▶ Material for the task

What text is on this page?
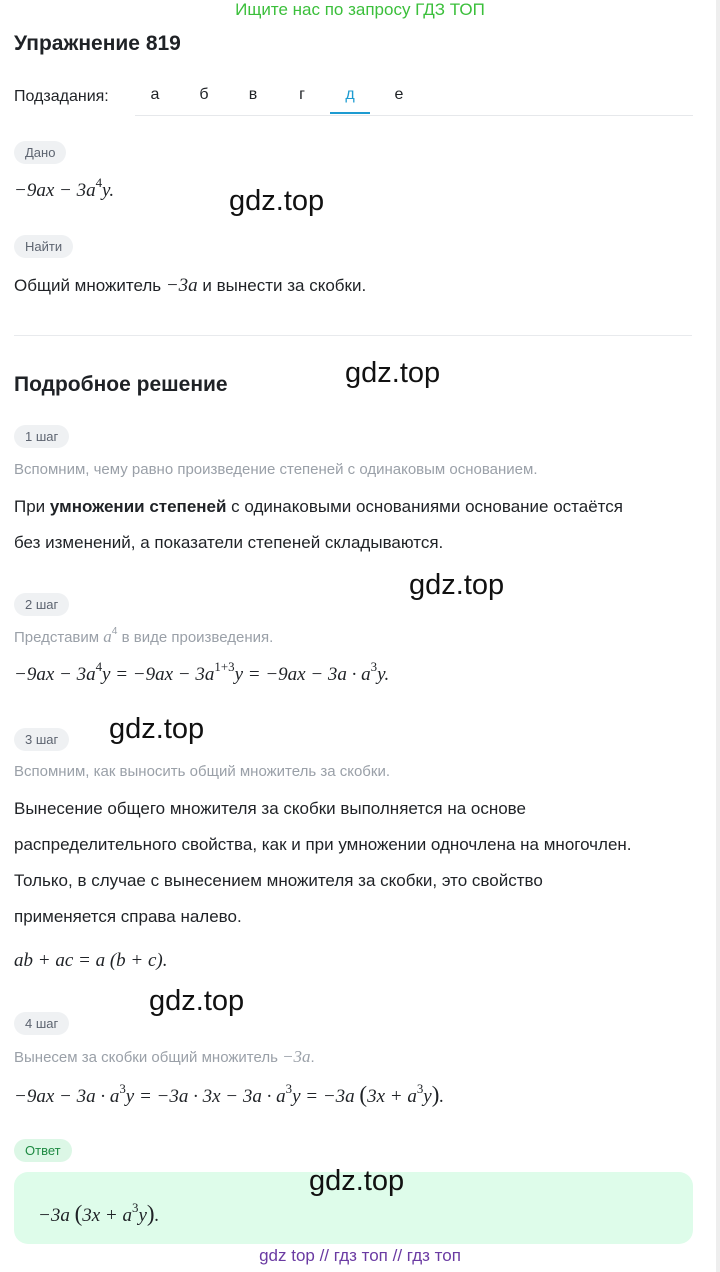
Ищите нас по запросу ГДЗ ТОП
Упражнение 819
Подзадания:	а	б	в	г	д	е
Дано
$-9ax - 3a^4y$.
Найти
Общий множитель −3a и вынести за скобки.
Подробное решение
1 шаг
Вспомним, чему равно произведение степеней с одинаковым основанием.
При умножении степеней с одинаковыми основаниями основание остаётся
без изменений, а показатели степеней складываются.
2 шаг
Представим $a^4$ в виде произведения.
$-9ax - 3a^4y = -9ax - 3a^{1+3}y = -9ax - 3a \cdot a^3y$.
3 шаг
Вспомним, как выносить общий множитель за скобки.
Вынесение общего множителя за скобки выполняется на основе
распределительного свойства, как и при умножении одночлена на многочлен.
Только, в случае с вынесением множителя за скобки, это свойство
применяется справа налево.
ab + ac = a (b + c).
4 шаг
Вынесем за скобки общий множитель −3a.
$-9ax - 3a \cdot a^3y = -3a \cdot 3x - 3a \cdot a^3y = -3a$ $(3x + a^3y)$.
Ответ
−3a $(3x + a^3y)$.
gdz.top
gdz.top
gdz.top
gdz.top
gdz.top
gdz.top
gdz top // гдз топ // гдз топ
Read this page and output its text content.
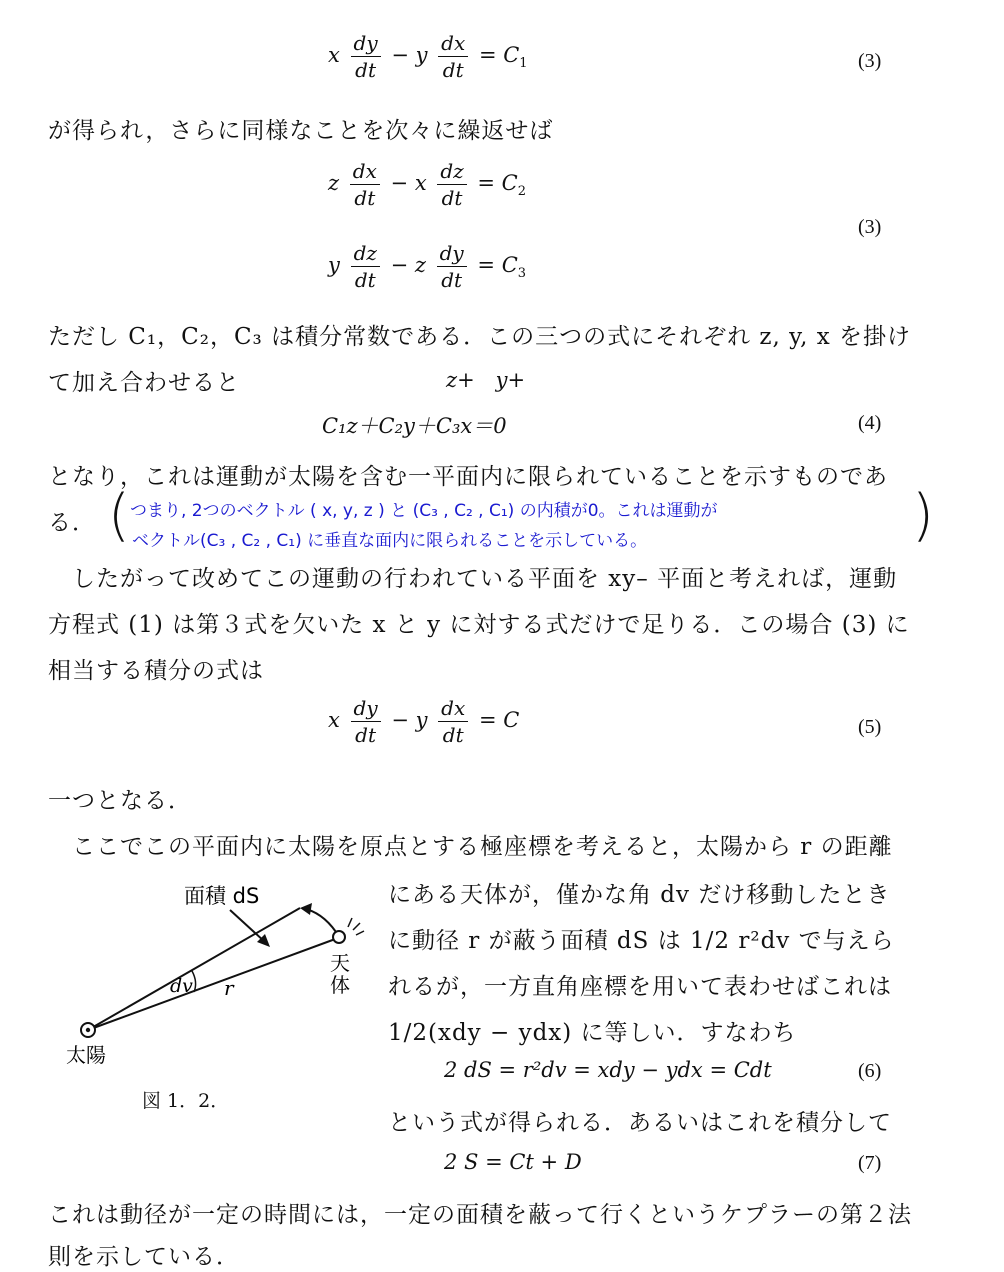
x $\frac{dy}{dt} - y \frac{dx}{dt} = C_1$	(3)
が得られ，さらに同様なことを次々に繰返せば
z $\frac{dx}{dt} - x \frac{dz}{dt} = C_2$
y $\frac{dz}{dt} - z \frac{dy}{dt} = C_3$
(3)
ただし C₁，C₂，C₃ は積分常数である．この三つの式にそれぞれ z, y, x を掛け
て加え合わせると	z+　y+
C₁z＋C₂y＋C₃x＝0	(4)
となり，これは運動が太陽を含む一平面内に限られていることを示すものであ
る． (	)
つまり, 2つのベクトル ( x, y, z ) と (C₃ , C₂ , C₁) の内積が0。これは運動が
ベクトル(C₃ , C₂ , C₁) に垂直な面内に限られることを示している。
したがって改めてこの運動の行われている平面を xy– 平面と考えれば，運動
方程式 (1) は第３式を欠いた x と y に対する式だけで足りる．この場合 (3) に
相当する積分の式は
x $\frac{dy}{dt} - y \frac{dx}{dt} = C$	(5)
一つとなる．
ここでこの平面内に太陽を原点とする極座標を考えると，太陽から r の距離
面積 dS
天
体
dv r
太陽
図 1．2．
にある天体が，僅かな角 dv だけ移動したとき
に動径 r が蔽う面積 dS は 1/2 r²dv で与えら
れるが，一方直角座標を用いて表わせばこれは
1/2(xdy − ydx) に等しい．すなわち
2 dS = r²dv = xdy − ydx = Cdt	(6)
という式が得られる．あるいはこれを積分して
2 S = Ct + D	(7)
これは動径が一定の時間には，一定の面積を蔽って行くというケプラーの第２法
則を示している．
...
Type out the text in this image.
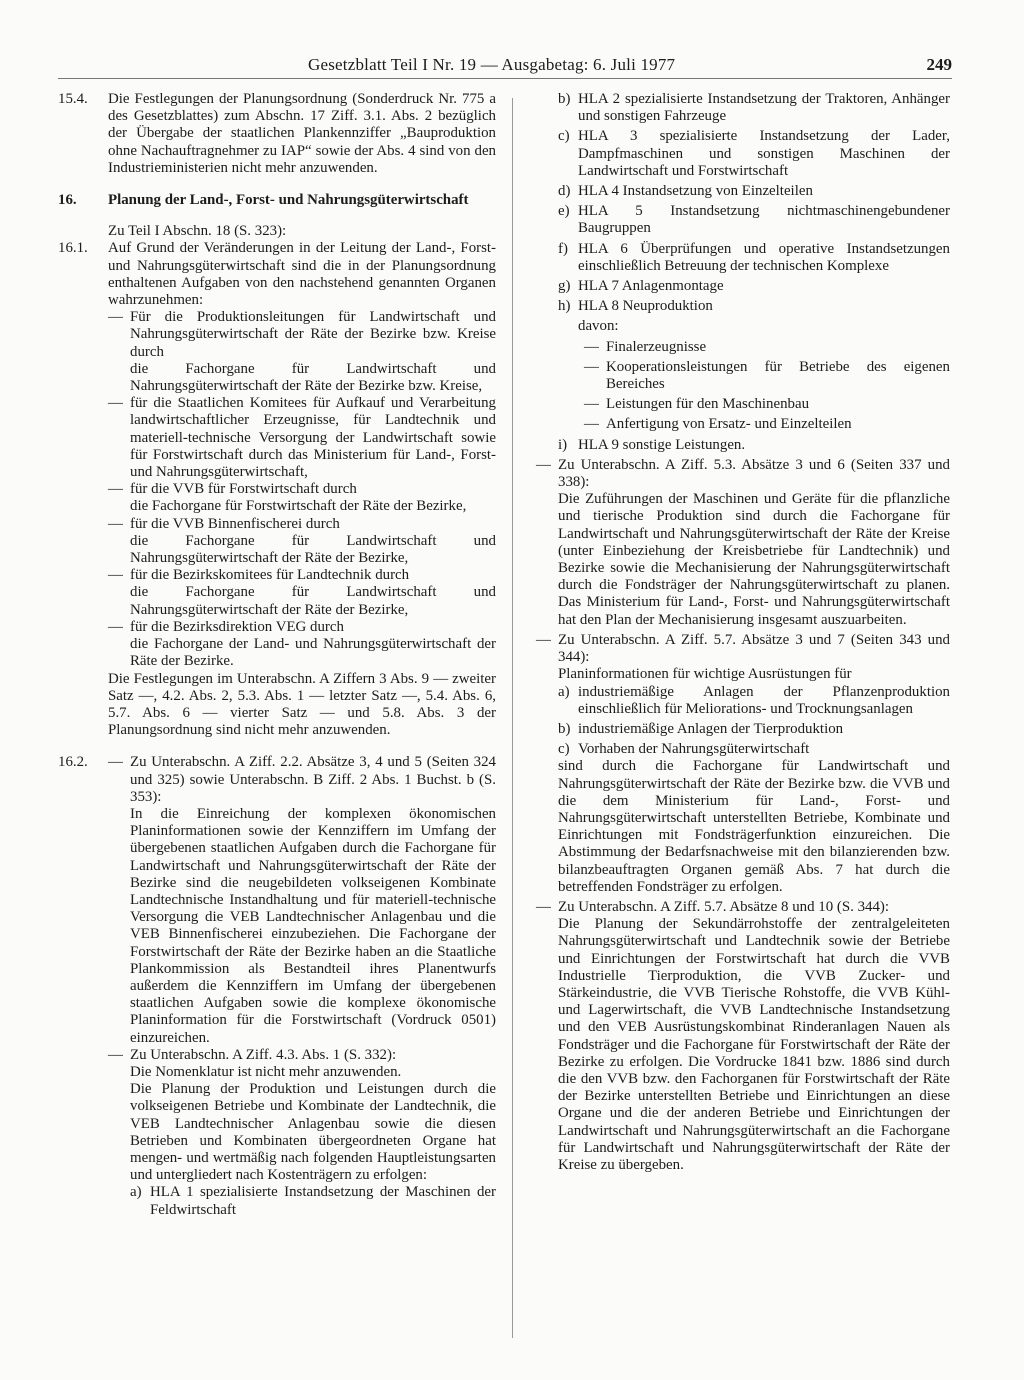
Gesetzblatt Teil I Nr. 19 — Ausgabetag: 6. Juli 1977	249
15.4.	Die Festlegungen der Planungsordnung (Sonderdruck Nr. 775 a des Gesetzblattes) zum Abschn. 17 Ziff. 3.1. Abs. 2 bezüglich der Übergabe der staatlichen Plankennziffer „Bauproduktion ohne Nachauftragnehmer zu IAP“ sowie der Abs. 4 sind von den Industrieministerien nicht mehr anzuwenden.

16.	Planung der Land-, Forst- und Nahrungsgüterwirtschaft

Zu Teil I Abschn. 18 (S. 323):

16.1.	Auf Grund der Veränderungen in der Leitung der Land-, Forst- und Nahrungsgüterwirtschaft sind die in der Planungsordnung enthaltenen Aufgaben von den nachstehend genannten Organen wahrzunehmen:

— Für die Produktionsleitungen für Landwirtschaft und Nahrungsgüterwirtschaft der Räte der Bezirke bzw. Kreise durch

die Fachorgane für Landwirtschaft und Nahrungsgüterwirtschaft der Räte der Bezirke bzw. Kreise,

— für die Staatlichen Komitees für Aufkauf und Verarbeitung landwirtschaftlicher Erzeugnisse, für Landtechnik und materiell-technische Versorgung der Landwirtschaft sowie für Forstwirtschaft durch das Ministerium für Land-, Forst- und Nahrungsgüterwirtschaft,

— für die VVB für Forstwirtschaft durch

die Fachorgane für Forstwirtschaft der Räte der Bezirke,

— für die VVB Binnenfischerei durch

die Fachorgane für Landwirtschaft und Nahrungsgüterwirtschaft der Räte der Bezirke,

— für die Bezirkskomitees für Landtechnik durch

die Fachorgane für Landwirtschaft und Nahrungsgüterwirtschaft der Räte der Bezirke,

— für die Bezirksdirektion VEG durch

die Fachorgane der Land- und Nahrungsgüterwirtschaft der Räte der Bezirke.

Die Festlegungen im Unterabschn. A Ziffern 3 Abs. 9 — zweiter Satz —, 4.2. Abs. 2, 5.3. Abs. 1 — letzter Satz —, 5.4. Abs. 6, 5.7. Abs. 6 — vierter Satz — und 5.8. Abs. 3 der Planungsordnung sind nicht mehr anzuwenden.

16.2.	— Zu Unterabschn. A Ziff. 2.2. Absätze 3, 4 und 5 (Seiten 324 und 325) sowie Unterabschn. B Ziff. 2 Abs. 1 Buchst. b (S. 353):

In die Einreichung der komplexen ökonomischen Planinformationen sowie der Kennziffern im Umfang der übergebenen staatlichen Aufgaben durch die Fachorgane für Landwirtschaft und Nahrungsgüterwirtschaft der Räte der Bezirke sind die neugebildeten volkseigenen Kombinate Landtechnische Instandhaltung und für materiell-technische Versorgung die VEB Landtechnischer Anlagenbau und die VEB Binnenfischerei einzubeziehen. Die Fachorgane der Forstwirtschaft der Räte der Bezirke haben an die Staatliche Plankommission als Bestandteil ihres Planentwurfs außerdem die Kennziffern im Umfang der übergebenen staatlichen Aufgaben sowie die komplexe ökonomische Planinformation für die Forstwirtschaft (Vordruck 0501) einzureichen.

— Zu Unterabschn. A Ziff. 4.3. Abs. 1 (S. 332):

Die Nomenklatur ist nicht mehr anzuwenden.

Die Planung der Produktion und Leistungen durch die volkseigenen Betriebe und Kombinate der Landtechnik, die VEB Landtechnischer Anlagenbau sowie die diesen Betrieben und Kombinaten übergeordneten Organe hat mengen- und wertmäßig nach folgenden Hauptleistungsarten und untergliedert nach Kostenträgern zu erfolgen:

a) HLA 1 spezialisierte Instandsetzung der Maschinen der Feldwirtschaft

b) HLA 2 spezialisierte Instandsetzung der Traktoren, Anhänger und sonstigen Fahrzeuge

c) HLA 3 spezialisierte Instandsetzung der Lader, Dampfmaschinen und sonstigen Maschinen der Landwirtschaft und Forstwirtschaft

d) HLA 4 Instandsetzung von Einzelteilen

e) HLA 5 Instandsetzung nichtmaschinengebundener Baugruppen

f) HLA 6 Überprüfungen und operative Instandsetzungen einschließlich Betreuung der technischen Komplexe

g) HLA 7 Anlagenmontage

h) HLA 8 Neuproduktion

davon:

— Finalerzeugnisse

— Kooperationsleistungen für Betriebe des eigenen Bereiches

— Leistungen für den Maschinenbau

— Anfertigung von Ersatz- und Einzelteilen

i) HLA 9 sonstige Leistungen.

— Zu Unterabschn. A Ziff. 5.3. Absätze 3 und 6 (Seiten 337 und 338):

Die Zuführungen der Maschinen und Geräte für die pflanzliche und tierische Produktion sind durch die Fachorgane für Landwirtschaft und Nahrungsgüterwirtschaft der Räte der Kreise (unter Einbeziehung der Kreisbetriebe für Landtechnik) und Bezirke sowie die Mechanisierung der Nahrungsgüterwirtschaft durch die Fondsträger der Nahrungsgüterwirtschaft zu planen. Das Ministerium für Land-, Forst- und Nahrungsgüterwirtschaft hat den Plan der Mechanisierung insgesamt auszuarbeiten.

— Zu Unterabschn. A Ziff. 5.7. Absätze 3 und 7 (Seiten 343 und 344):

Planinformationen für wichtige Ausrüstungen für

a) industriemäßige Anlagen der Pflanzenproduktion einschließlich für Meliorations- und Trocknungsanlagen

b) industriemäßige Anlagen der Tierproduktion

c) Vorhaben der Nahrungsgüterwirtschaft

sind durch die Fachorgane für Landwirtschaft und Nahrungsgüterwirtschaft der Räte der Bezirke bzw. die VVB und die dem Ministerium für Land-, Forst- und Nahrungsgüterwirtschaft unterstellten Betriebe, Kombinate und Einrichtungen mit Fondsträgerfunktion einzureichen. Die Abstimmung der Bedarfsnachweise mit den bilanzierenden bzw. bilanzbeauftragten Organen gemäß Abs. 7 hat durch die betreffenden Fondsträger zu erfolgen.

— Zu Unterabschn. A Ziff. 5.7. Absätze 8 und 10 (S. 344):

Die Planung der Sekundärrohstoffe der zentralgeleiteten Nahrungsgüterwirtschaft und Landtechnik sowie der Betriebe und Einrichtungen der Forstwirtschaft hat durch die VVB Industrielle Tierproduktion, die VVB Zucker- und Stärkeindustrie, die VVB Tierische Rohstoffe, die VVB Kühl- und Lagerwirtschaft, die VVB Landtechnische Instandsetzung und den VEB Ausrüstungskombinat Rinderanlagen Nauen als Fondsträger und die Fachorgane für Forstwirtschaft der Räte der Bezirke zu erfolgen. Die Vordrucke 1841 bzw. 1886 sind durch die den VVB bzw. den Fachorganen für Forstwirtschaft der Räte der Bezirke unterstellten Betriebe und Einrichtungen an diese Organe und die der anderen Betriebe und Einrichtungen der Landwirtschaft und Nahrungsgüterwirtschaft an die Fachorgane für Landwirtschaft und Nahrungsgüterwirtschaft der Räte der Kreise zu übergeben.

▶ Challenge
Search the data above for the string "Absätze" and return every line that has it.

▶ Solution below
16.2.	— Zu Unterabschn. A Ziff. 2.2. Absätze 3, 4 und 5 (Seiten 324 und 325) sowie Unterabschn. B Ziff. 2 Abs. 1 Buchst. b (S. 353):
— Zu Unterabschn. A Ziff. 5.3. Absätze 3 und 6 (Seiten 337 und 338):
— Zu Unterabschn. A Ziff. 5.7. Absätze 3 und 7 (Seiten 343 und 344):
— Zu Unterabschn. A Ziff. 5.7. Absätze 8 und 10 (S. 344):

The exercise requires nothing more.